• TO DO
Return every line from the rows below that contains the string "Situational".

• MATERIAL
───

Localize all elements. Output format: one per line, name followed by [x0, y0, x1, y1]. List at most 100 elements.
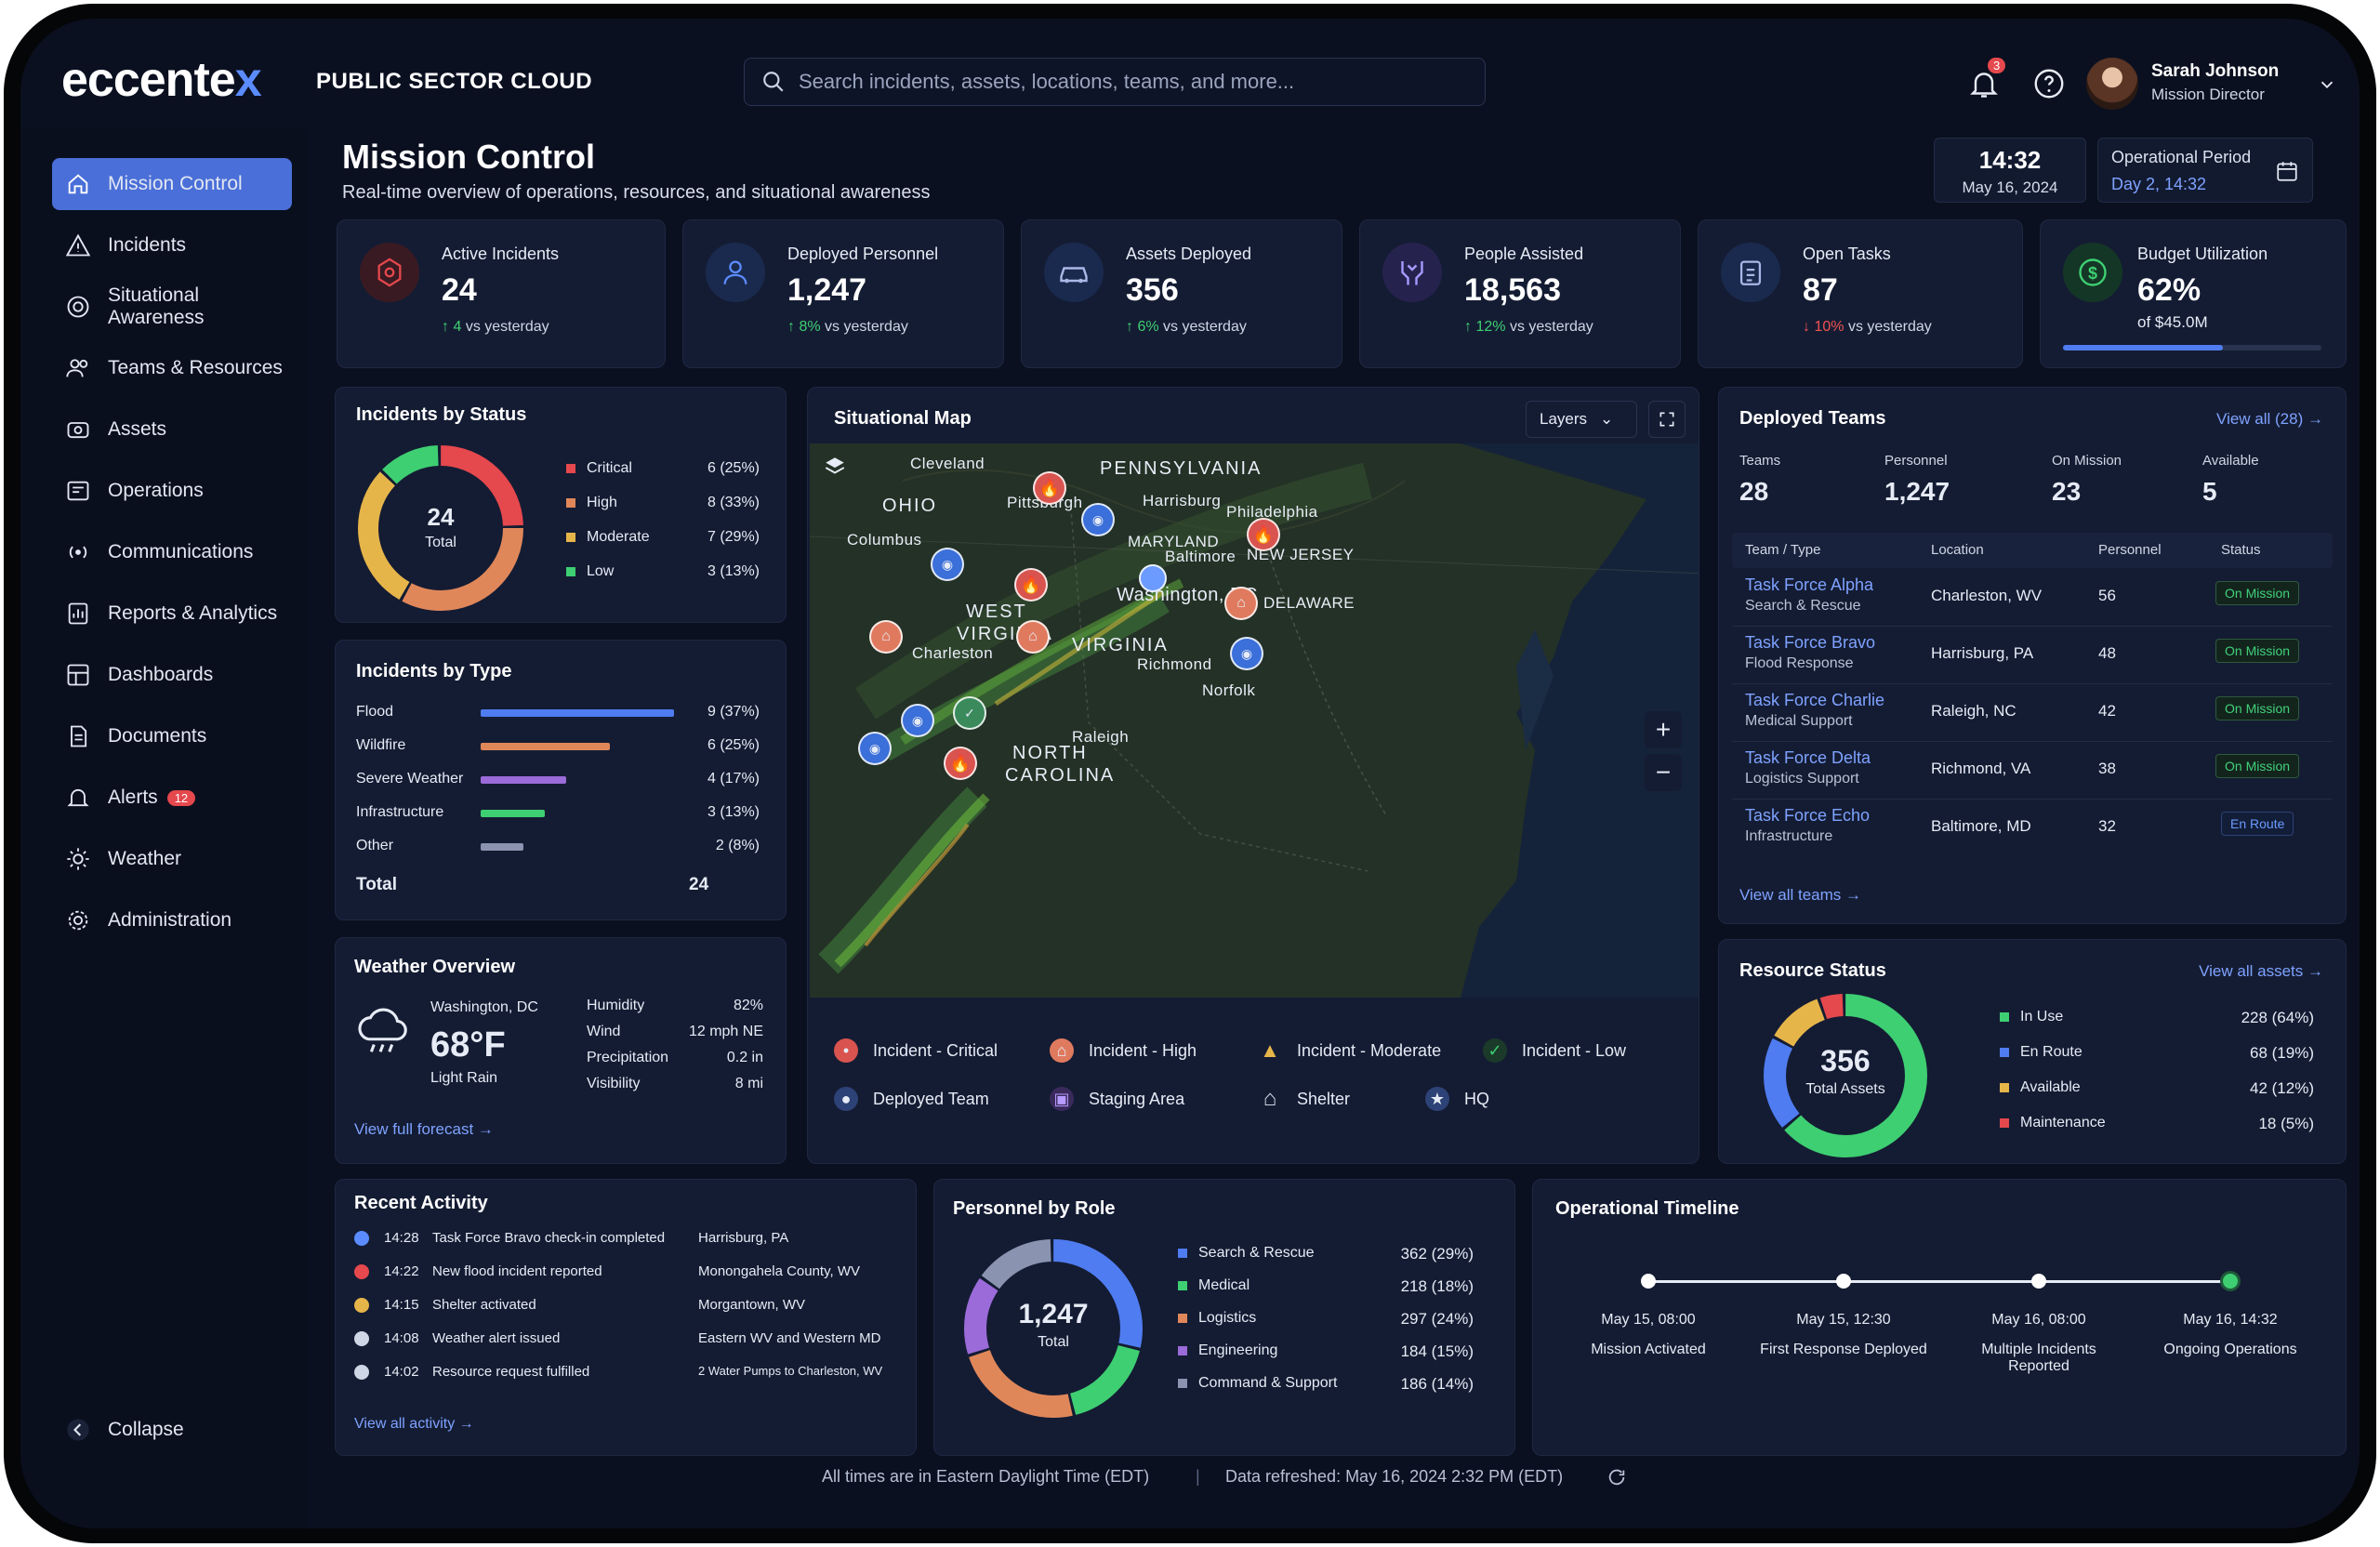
view-all-teams-link[interactable]: View all (28) → [2216, 410, 2323, 428]
donut-segment[interactable] [964, 1239, 1143, 1418]
user-role: Mission Director [2151, 86, 2265, 103]
timeline-dot[interactable] [1836, 1274, 1851, 1289]
fullscreen-button[interactable] [1648, 401, 1686, 438]
home-alert-icon: ⌂ [1236, 595, 1246, 611]
operational-timeline-card: Operational Timeline May 15, 08:00 Missio… [1532, 1179, 2347, 1456]
activity-text[interactable]: Shelter activated [432, 1297, 536, 1313]
activity-text[interactable]: Task Force Bravo check-in completed [432, 1230, 666, 1246]
chevron-down-icon[interactable] [2317, 74, 2337, 95]
operational-period-box[interactable]: Operational Period Day 2, 14:32 [2097, 138, 2313, 203]
kpi-budget-utilization[interactable]: $ Budget Utilization 62% of $45.0M [2040, 219, 2347, 368]
resource-status-card: Resource Status View all assets → 356 To… [1718, 939, 2347, 1164]
calendar-icon[interactable] [2275, 159, 2299, 183]
search-input[interactable] [799, 70, 1449, 94]
zoom-out-button[interactable]: − [1645, 754, 1682, 791]
donut-segment[interactable] [1764, 994, 1927, 1157]
marker-high[interactable]: ⌂ [1224, 587, 1258, 620]
marker-team[interactable]: ◉ [901, 704, 934, 737]
kpi-assets-deployed[interactable]: Assets Deployed 356 ↑ 6% vs yesterday [1021, 219, 1342, 368]
layers-dropdown[interactable]: Layers ⌄ [1526, 401, 1637, 438]
marker-high[interactable]: ⌂ [1016, 620, 1050, 654]
shield-icon: ✓ [964, 705, 975, 721]
donut-segment[interactable] [358, 445, 523, 611]
status-badge: On Mission [2215, 754, 2300, 778]
sidebar-item-incidents[interactable]: Incidents [52, 219, 292, 271]
legend-value: 186 (14%) [1400, 1375, 1474, 1393]
donut-segment[interactable] [358, 445, 523, 611]
legend-in-use: In Use [2000, 1009, 2063, 1025]
team-name-link[interactable]: Task Force Bravo [1745, 633, 1876, 652]
view-forecast-link[interactable]: View full forecast → [354, 1120, 494, 1138]
refresh-icon[interactable] [1606, 1467, 1627, 1488]
search-box[interactable] [744, 58, 1486, 106]
card-title: Situational Map [834, 408, 972, 429]
view-all-assets-link[interactable]: View all assets → [2199, 962, 2323, 980]
marker-hq[interactable] [1139, 564, 1167, 592]
activity-text[interactable]: Resource request fulfilled [432, 1364, 590, 1380]
current-time: 14:32 [1978, 146, 2042, 174]
team-name-link[interactable]: Task Force Alpha [1745, 575, 1874, 594]
activity-text[interactable]: New flood incident reported [432, 1263, 602, 1279]
marker-critical[interactable]: 🔥 [1247, 518, 1280, 551]
sidebar-item-reports-analytics[interactable]: Reports & Analytics [52, 588, 292, 640]
user-avatar[interactable] [2086, 58, 2138, 110]
marker-critical[interactable]: 🔥 [1014, 568, 1048, 602]
marker-critical[interactable]: 🔥 [944, 747, 977, 780]
logo[interactable]: eccentex [61, 53, 262, 107]
marker-team[interactable]: ◉ [931, 548, 964, 581]
type-label: Severe Weather [356, 771, 464, 787]
kpi-delta: ↑ 4 vs yesterday [442, 319, 549, 335]
column-header[interactable]: Team / Type [1745, 542, 1821, 558]
marker-team[interactable]: ◉ [858, 732, 892, 765]
timeline-dot[interactable] [1641, 1274, 1656, 1289]
kpi-active-incidents[interactable]: Active Incidents 24 ↑ 4 vs yesterday [337, 219, 666, 368]
map-canvas[interactable]: PENNSYLVANIA OHIO MARYLAND NEW JERSEY DE… [810, 443, 1699, 998]
sidebar-item-communications[interactable]: Communications [52, 526, 292, 578]
sidebar-item-dashboards[interactable]: Dashboards [52, 649, 292, 701]
activity-text[interactable]: Weather alert issued [432, 1330, 561, 1346]
sidebar-item-weather[interactable]: Weather [52, 833, 292, 885]
sidebar-item-teams-resources[interactable]: Teams & Resources [52, 342, 292, 394]
zoom-in-button[interactable]: + [1645, 711, 1682, 748]
column-header[interactable]: Status [2221, 542, 2261, 558]
sidebar-item-operations[interactable]: Operations [52, 465, 292, 517]
team-name-link[interactable]: Task Force Echo [1745, 806, 1871, 825]
type-value: 4 (17%) [707, 771, 760, 787]
donut-segment[interactable] [964, 1239, 1143, 1418]
chevron-down-icon: ⌄ [1600, 410, 1614, 428]
team-name-link[interactable]: Task Force Charlie [1745, 691, 1885, 709]
team-name-link[interactable]: Task Force Delta [1745, 748, 1871, 767]
kpi-open-tasks[interactable]: Open Tasks 87 ↓ 10% vs yesterday [1698, 219, 2023, 368]
user-name[interactable]: Sarah Johnson [2151, 61, 2280, 81]
kpi-deployed-personnel[interactable]: Deployed Personnel 1,247 ↑ 8% vs yesterd… [682, 219, 1004, 368]
donut-segment[interactable] [964, 1239, 1143, 1418]
help-button[interactable] [2032, 67, 2066, 100]
timeline-dot[interactable] [2223, 1274, 2238, 1289]
type-bar [481, 776, 566, 784]
marker-high[interactable]: ⌂ [869, 620, 903, 654]
column-header[interactable]: Personnel [2098, 542, 2162, 558]
sidebar-item-alerts[interactable]: Alerts 12 [52, 772, 292, 824]
sidebar-item-administration[interactable]: Administration [52, 894, 292, 946]
sidebar-item-situational-awareness[interactable]: Situational Awareness [52, 281, 292, 333]
map-label-maryland: MARYLAND [1128, 533, 1220, 550]
notifications-button[interactable]: 3 [1967, 58, 2006, 100]
donut-segment[interactable] [1764, 994, 1927, 1157]
legend-incident-low: ✓ Incident - Low [1483, 1038, 1626, 1063]
view-all-activity-link[interactable]: View all activity → [354, 1416, 474, 1432]
kpi-people-assisted[interactable]: People Assisted 18,563 ↑ 12% vs yesterda… [1359, 219, 1681, 368]
view-all-teams-bottom-link[interactable]: View all teams → [1739, 886, 1862, 904]
column-header[interactable]: Location [1931, 542, 1984, 558]
marker-low[interactable]: ✓ [953, 696, 986, 730]
marker-team[interactable]: ◉ [1230, 637, 1263, 670]
sidebar-item-assets[interactable]: Assets [52, 403, 292, 456]
marker-critical[interactable]: 🔥 [1033, 471, 1066, 505]
sidebar-item-mission-control[interactable]: Mission Control [52, 158, 292, 210]
timeline-dot[interactable] [2031, 1274, 2046, 1289]
sidebar-item-documents[interactable]: Documents [52, 710, 292, 762]
collapse-button[interactable]: Collapse [52, 1404, 292, 1456]
arrow-up-icon: ↑ [1464, 319, 1476, 335]
marker-team[interactable]: ◉ [1081, 503, 1115, 536]
layers-stack-icon[interactable] [823, 455, 847, 483]
type-bar [481, 843, 523, 851]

───

• TASK SOLUTION
card-title: Situational Map [834, 408, 972, 429]
sidebar-item-situational-awareness[interactable]: Situational Awareness [52, 281, 292, 333]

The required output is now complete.